Exercise description :: Only lines with the string "title" matter here; gather them from the material below.

## START Data provided

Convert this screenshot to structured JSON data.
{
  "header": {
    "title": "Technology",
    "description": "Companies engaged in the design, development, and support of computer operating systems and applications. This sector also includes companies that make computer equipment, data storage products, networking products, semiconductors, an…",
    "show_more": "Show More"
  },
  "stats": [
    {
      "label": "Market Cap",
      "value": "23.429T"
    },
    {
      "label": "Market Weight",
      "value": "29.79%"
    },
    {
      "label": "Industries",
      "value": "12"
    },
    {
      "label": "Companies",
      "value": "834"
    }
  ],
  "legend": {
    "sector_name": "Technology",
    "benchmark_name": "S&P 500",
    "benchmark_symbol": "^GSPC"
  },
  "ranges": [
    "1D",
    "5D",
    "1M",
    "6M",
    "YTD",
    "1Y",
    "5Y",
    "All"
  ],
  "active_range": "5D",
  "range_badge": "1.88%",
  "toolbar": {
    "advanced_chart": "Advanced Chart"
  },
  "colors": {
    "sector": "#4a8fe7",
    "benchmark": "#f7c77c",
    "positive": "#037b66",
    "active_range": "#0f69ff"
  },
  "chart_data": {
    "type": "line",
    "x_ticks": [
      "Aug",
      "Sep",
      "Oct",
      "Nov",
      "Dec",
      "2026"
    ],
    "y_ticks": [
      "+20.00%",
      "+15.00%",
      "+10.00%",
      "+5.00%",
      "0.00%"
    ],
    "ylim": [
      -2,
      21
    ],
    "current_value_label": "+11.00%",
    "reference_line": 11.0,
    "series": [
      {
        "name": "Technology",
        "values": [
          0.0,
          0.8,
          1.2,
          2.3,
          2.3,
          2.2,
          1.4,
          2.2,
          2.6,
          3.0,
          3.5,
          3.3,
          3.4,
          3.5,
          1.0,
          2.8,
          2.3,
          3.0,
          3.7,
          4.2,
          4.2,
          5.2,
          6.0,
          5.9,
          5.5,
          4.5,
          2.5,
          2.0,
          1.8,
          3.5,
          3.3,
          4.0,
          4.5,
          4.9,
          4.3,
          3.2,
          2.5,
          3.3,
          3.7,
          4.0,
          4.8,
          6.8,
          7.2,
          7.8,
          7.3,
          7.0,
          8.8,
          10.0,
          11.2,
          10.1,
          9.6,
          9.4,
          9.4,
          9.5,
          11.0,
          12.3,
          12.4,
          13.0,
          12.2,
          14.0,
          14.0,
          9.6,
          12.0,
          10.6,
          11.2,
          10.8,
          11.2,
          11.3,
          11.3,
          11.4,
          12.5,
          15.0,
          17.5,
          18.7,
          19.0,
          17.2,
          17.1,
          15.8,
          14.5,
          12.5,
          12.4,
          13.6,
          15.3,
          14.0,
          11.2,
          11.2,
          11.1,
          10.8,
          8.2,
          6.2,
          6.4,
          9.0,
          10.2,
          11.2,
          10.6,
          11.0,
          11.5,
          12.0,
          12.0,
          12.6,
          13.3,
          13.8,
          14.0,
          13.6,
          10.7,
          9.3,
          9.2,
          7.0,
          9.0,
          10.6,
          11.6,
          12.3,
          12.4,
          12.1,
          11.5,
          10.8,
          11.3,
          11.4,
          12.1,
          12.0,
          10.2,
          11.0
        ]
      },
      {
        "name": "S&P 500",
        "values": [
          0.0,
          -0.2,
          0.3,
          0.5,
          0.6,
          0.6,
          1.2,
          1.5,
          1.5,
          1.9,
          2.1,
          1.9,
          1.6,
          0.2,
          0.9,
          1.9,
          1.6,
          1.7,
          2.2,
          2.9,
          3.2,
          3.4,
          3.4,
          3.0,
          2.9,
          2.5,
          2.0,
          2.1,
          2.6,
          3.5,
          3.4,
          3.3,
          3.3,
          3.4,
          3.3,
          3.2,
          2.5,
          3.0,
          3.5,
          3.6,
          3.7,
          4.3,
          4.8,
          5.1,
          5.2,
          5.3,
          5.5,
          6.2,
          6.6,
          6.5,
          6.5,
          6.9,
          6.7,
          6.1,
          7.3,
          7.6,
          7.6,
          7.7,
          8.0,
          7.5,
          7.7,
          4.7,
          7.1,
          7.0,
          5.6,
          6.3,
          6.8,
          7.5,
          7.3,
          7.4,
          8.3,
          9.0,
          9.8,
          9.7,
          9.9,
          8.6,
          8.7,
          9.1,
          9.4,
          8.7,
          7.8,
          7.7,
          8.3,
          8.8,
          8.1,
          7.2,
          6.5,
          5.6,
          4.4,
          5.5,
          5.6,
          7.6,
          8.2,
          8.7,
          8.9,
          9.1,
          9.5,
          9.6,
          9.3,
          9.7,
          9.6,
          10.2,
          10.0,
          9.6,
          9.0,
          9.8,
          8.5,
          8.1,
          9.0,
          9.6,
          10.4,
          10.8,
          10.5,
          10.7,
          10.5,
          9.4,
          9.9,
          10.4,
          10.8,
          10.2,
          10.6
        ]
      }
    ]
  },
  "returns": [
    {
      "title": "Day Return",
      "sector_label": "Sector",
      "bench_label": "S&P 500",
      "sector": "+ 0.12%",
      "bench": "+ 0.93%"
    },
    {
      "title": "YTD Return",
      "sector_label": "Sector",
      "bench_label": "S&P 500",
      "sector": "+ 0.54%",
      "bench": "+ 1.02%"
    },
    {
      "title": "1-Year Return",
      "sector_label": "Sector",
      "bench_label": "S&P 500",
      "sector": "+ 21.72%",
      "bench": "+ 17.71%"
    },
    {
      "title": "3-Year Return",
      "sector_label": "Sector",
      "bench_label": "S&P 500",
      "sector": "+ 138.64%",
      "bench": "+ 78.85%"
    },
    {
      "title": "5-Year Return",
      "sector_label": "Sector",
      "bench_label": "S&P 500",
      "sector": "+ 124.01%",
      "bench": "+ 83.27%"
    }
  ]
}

## END Data provided

Final result ::
    "title": "Technology",
      "title": "Day Return",
      "title": "YTD Return",
      "title": "1-Year Return",
      "title": "3-Year Return",
      "title": "5-Year Return",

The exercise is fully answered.